* start Records to process *
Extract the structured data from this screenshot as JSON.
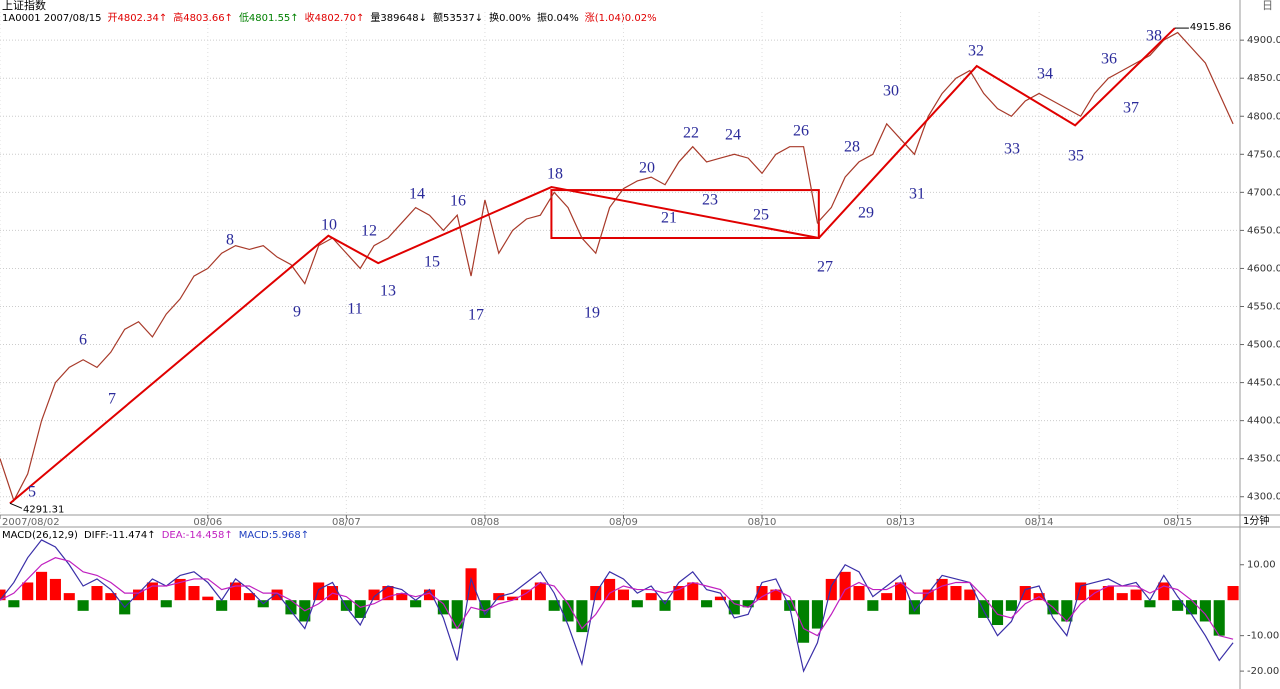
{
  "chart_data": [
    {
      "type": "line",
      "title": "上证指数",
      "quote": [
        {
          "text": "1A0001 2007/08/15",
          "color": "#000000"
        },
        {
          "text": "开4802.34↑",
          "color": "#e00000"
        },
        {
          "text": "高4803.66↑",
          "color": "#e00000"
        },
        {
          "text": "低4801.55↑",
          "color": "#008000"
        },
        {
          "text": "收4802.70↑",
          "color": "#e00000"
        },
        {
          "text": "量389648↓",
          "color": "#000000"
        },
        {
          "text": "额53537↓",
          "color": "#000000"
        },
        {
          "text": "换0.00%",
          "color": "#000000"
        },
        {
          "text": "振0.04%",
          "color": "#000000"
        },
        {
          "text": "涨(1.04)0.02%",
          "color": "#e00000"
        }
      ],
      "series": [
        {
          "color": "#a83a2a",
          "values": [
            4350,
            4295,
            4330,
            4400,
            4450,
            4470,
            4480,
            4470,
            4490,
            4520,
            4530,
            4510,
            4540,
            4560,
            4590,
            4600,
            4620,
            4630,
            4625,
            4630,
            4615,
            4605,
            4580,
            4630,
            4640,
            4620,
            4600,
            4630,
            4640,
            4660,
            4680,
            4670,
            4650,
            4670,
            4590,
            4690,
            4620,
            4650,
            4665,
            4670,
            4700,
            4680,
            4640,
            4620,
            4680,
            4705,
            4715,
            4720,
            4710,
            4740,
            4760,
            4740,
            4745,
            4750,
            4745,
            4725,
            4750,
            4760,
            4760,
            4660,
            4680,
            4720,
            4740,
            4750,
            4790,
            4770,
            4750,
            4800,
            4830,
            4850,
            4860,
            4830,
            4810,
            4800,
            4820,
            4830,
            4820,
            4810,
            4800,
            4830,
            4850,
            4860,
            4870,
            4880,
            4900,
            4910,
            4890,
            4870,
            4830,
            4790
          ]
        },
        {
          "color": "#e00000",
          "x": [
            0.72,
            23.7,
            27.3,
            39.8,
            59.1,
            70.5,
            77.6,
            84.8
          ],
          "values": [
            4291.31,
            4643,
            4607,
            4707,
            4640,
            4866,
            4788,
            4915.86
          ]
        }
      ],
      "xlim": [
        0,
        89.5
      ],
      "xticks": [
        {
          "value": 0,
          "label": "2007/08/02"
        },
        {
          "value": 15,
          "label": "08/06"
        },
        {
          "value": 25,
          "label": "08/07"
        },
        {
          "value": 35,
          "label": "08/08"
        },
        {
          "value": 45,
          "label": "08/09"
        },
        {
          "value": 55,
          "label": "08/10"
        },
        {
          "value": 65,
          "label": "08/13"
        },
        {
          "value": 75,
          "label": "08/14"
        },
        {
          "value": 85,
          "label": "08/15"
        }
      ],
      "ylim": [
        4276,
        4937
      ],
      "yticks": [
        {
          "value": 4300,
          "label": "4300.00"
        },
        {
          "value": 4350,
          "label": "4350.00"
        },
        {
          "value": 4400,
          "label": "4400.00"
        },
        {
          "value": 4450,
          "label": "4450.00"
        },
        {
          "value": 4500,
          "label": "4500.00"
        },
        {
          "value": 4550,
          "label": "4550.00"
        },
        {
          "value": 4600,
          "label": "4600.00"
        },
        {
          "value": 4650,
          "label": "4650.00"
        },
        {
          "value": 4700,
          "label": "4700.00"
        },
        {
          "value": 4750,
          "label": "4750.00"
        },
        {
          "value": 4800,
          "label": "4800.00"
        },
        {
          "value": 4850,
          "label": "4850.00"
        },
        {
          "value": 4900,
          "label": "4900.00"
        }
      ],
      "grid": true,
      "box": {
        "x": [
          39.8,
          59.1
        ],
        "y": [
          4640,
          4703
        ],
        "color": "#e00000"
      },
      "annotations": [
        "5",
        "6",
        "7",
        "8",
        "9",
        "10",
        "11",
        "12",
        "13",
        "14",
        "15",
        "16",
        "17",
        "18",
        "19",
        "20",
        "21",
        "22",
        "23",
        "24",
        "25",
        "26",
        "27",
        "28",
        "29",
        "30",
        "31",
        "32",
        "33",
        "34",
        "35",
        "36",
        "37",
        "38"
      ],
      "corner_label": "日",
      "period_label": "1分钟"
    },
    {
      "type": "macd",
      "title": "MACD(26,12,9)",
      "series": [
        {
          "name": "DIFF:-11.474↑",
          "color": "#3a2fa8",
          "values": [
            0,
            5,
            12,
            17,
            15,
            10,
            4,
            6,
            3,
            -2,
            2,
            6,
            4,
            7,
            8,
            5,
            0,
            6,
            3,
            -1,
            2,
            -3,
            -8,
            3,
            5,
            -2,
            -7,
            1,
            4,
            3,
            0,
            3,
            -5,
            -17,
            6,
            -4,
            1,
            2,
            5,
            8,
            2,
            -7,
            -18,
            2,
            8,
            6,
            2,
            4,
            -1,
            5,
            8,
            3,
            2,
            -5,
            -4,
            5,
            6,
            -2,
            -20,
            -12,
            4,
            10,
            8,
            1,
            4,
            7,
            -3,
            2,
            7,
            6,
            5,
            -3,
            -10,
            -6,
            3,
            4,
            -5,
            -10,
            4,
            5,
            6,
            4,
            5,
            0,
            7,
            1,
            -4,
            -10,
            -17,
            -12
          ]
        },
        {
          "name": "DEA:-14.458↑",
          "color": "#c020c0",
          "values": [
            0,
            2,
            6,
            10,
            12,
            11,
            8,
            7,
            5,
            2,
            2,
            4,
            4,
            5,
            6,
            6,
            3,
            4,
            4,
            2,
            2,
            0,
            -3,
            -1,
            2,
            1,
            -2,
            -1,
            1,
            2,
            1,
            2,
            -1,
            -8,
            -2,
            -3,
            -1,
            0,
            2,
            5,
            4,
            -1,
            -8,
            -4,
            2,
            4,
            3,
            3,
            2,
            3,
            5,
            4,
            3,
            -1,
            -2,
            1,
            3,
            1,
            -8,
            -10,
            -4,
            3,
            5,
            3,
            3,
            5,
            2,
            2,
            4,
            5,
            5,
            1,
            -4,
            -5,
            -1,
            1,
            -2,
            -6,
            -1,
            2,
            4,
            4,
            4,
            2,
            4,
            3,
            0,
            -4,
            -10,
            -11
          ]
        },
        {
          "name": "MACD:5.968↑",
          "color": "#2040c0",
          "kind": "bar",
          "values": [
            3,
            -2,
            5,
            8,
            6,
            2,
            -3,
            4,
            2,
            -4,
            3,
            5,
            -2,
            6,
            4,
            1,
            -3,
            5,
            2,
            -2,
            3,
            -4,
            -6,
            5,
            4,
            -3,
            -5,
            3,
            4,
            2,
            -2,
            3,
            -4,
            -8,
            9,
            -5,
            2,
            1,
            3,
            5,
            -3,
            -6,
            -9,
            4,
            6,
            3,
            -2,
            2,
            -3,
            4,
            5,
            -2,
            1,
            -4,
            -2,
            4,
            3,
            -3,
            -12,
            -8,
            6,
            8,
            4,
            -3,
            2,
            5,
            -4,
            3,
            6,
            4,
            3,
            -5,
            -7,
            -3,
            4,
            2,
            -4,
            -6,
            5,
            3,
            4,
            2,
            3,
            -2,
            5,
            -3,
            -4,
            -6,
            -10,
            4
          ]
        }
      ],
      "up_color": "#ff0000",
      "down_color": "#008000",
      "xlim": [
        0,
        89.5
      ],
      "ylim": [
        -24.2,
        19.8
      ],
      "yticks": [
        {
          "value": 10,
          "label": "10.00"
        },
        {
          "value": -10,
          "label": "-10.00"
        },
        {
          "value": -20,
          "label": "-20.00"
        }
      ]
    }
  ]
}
* end Records to process *
* start Records to process *
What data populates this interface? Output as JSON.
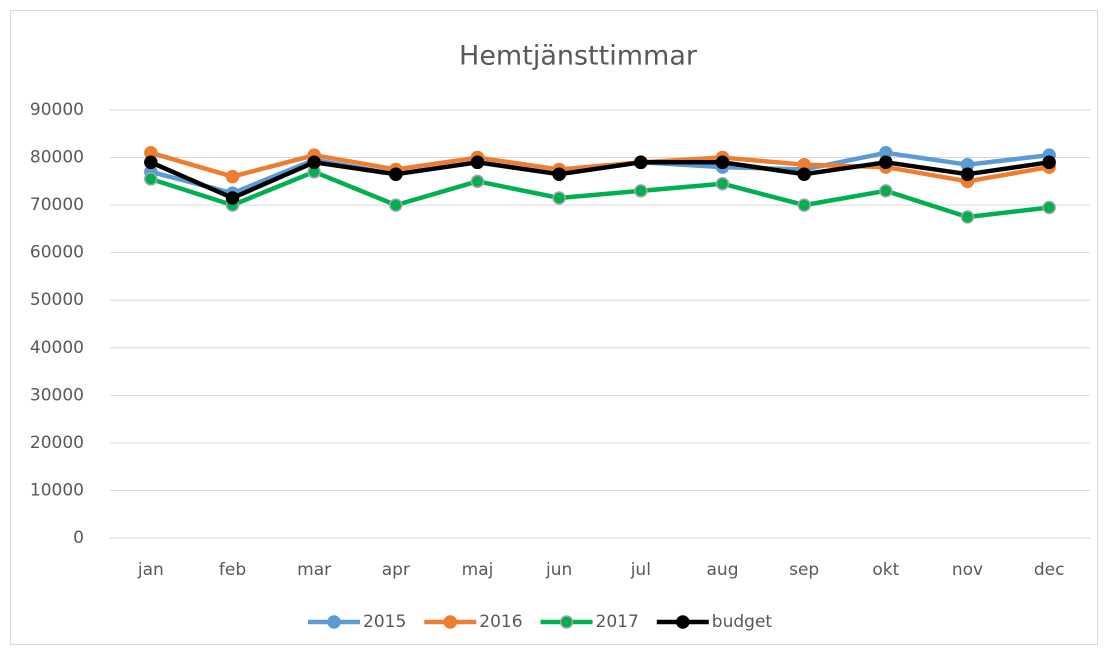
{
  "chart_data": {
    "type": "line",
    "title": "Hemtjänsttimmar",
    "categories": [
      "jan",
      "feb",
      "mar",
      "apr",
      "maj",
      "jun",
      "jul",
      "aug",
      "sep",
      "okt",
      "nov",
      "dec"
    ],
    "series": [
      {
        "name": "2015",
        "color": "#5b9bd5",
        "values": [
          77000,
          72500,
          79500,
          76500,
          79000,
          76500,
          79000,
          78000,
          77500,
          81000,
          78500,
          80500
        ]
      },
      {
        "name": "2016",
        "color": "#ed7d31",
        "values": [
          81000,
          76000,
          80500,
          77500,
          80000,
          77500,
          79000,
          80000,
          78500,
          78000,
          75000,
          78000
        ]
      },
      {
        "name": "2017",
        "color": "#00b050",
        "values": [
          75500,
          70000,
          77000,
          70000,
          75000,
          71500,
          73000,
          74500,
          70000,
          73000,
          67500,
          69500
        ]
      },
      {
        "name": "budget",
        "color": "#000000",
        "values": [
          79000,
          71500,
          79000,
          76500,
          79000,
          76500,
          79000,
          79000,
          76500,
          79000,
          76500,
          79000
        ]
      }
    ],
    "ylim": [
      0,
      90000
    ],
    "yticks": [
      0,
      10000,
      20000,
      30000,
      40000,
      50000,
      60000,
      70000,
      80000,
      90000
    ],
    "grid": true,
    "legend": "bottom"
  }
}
* end Records to process *
### What you have to do
Gather, from the listing above, every line carrying the word "title".

### Task response
      "title": "上证指数",
      "title": "MACD(26,12,9)",
    "title": "Hemtjänsttimmar",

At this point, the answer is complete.